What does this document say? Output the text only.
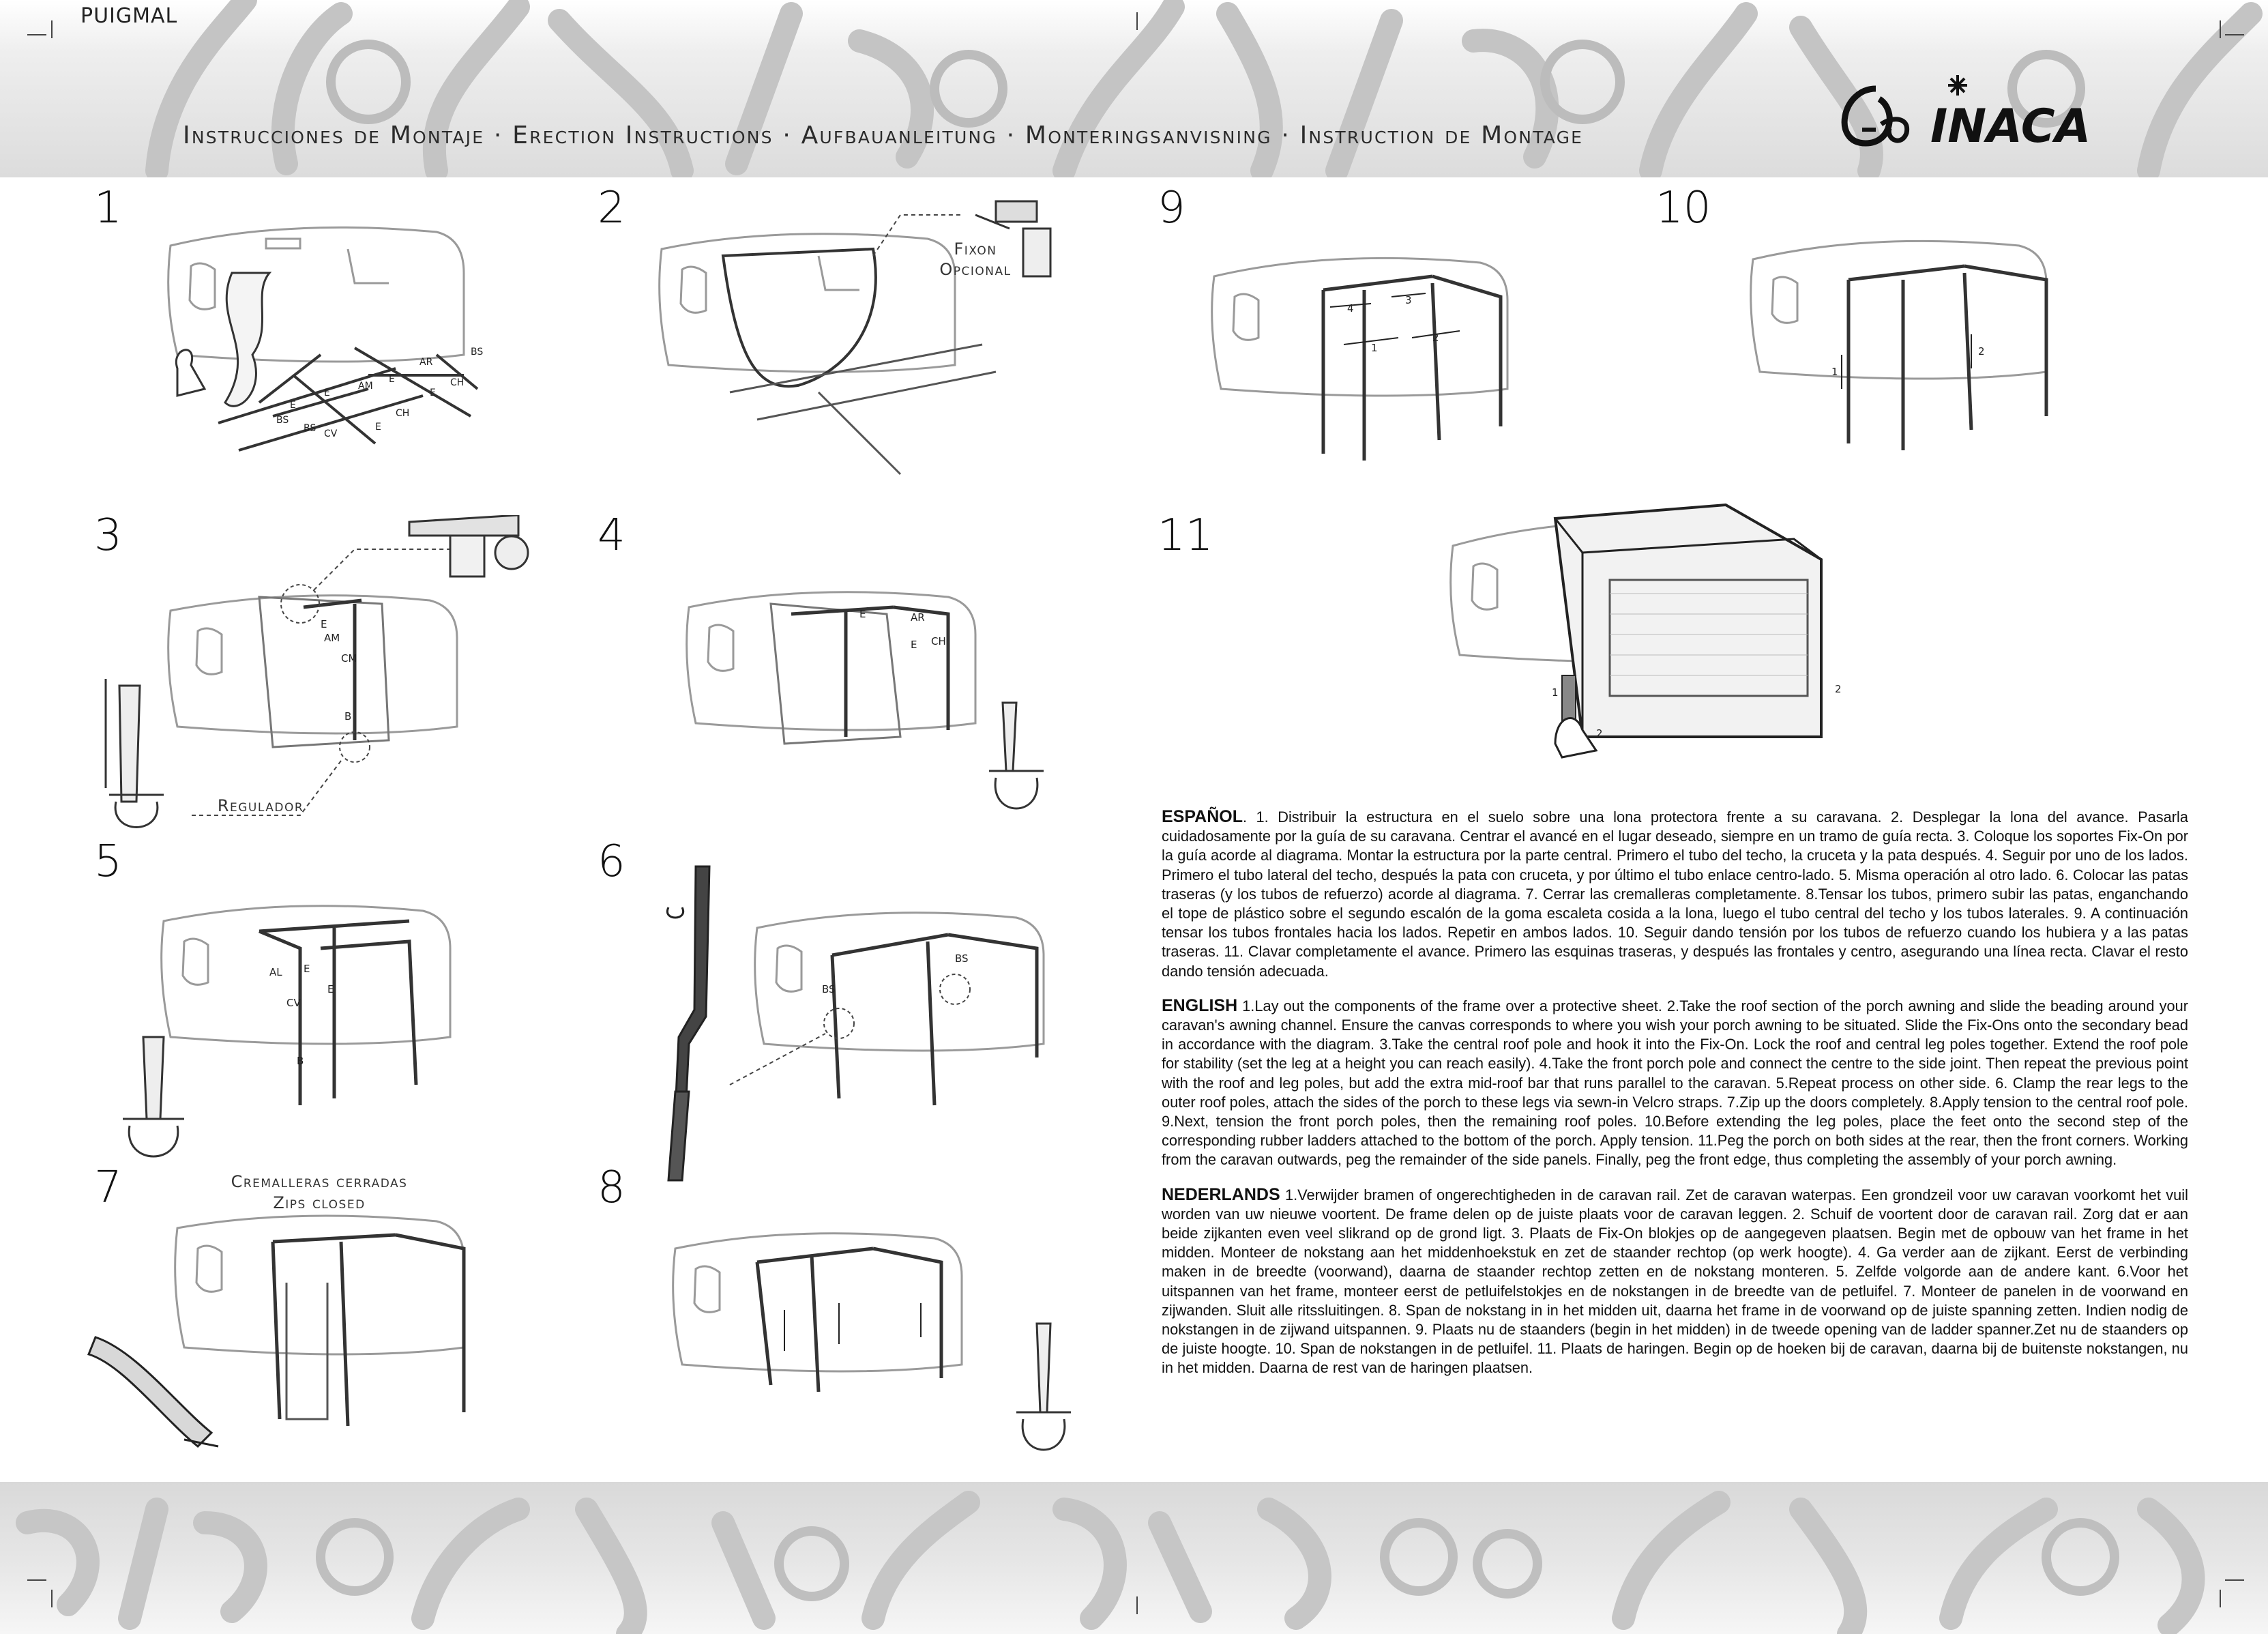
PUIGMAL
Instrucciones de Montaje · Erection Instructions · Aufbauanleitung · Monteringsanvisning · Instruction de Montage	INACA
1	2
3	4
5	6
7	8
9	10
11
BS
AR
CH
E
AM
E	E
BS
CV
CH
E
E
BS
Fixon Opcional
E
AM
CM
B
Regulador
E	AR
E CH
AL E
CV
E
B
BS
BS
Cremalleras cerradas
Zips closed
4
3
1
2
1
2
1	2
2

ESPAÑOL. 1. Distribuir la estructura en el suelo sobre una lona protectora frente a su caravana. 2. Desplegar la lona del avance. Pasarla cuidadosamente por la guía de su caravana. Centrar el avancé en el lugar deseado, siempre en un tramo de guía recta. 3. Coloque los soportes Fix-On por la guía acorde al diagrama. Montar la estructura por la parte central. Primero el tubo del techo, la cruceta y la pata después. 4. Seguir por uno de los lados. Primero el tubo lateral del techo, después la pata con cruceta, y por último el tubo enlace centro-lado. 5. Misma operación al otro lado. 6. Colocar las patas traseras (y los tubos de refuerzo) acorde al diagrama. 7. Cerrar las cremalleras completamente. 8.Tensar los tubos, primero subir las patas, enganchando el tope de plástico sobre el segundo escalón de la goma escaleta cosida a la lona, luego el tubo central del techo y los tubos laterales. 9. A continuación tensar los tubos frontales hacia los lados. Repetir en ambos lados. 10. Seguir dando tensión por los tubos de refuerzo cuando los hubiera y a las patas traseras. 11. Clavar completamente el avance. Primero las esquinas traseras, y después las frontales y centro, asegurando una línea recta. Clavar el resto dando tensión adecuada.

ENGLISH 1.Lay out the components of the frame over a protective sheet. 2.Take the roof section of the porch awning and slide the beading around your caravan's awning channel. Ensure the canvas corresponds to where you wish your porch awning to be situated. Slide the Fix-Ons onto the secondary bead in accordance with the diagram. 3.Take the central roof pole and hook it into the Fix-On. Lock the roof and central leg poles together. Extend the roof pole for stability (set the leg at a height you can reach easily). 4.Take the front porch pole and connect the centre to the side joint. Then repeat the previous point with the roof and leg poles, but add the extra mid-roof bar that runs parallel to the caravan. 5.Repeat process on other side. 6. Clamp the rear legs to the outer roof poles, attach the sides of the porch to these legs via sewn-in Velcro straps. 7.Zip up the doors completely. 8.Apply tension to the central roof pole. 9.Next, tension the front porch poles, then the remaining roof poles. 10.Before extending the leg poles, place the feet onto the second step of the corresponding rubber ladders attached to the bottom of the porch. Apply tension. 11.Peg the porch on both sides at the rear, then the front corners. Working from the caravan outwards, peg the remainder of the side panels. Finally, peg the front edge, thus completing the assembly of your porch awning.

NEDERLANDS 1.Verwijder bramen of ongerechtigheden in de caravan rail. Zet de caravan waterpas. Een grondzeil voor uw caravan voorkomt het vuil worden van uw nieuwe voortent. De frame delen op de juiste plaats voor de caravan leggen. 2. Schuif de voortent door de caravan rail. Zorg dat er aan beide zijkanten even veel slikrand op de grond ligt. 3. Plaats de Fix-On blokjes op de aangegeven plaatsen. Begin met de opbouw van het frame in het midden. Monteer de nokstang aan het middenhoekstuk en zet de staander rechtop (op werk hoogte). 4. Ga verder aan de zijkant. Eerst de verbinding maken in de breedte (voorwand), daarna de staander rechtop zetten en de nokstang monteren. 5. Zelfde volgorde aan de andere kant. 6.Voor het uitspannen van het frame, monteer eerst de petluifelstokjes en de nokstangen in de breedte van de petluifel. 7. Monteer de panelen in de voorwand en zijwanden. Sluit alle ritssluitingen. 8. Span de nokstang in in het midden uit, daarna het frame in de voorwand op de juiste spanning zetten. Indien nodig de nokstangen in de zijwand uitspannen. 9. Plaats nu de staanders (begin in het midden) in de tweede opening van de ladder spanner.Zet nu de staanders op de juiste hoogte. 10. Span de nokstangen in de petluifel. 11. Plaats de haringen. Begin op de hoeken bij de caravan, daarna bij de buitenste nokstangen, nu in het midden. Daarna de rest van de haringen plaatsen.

= = = = =

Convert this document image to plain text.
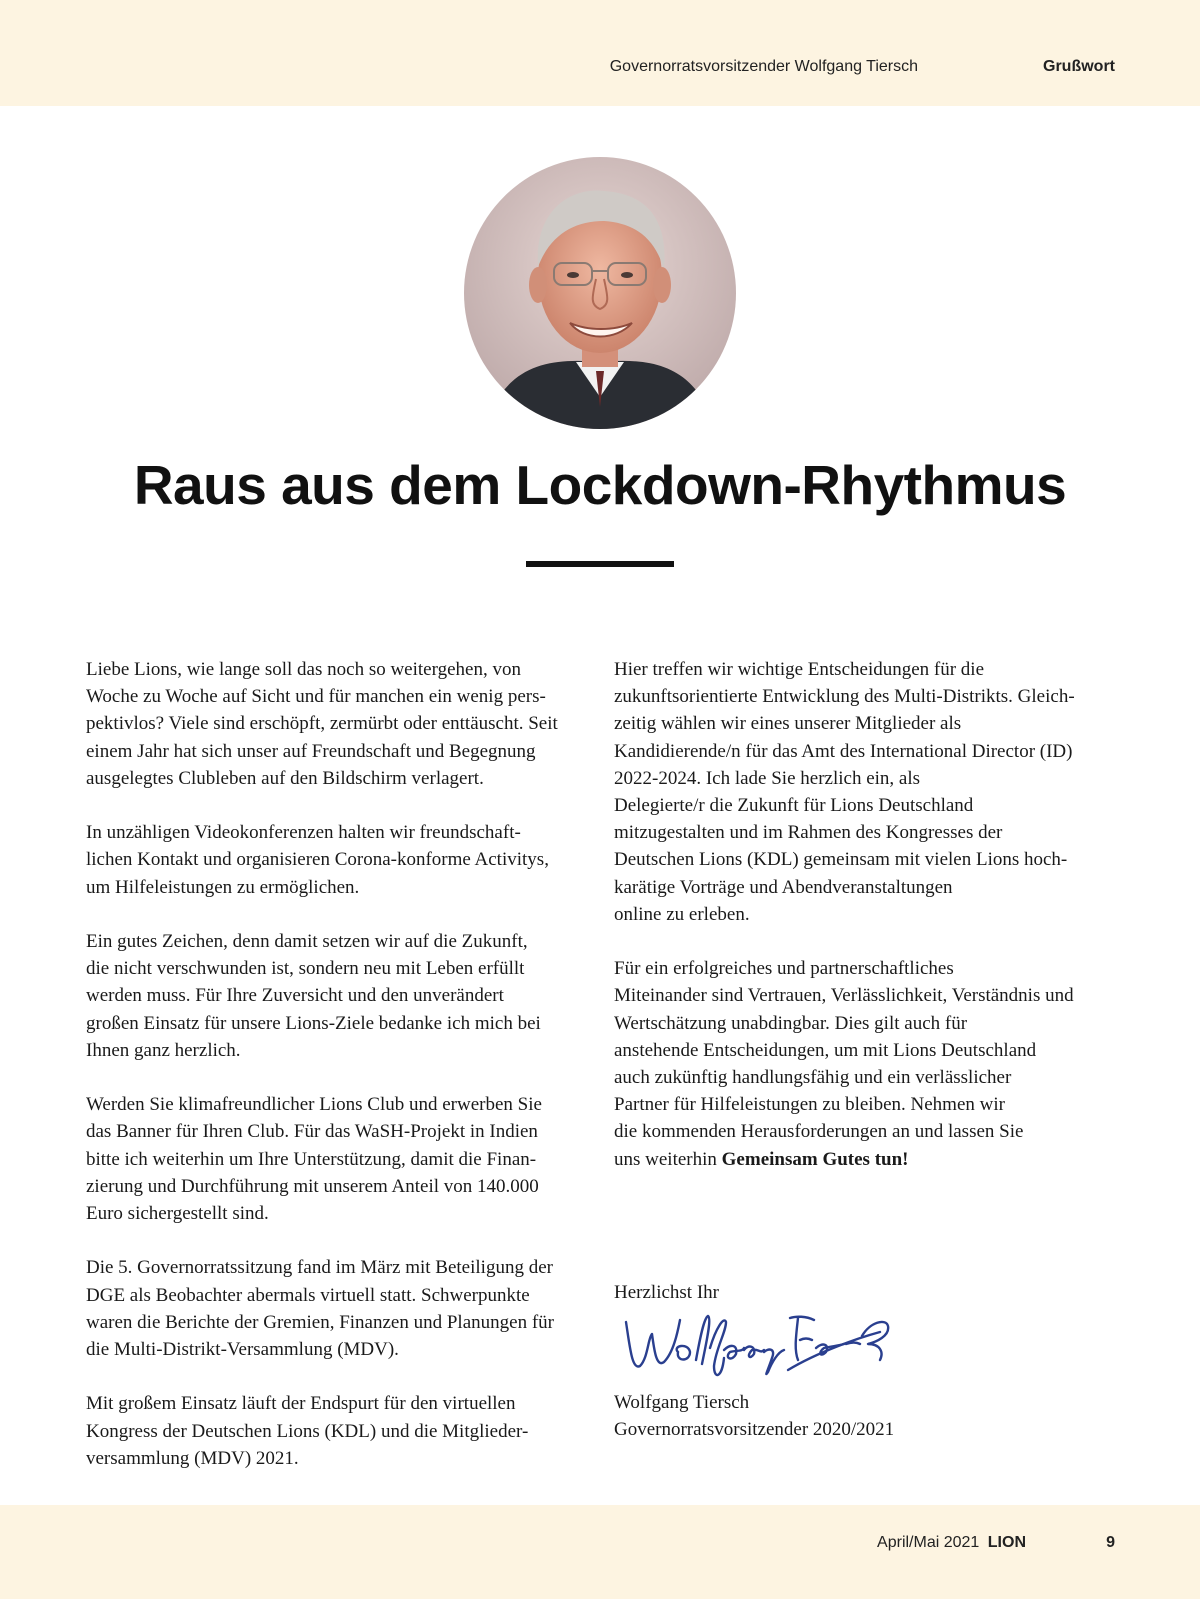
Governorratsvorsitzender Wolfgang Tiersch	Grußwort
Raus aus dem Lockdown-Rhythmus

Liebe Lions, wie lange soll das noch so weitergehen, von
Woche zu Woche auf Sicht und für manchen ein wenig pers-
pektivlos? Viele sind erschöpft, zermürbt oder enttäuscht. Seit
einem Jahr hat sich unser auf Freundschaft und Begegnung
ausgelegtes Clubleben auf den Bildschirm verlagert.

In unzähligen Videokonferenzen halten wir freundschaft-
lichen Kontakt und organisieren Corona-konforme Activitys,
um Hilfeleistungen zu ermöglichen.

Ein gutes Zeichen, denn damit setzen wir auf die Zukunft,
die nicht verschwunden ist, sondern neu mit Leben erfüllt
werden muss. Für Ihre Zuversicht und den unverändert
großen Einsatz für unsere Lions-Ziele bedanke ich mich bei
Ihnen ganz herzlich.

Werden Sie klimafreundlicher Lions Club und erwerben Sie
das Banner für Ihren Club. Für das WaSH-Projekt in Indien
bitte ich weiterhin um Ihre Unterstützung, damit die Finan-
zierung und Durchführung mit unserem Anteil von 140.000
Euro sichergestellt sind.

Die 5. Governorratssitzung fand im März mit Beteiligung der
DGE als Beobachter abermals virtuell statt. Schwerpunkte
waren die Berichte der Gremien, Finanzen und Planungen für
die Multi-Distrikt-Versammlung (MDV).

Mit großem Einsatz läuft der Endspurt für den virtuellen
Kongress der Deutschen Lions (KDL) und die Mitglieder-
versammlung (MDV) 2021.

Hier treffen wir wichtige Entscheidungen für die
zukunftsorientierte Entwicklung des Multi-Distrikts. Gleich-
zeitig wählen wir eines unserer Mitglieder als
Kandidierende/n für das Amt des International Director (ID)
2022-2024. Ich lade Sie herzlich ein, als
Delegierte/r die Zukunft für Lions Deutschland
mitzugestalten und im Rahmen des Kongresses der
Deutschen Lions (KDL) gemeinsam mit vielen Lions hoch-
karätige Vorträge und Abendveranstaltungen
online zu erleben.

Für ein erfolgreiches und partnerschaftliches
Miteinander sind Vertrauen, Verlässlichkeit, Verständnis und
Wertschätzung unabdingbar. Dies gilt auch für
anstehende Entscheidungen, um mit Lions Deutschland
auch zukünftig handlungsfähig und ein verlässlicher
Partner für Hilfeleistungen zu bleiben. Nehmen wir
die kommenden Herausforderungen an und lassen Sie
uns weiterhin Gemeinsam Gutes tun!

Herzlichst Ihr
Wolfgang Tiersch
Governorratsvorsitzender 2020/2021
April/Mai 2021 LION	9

= = = = =

What to do
Which lines hold the word "Multi"? Show each one.

Finished exercise
die Multi-Distrikt-Versammlung (MDV).
zukunftsorientierte Entwicklung des Multi-Distrikts. Gleich-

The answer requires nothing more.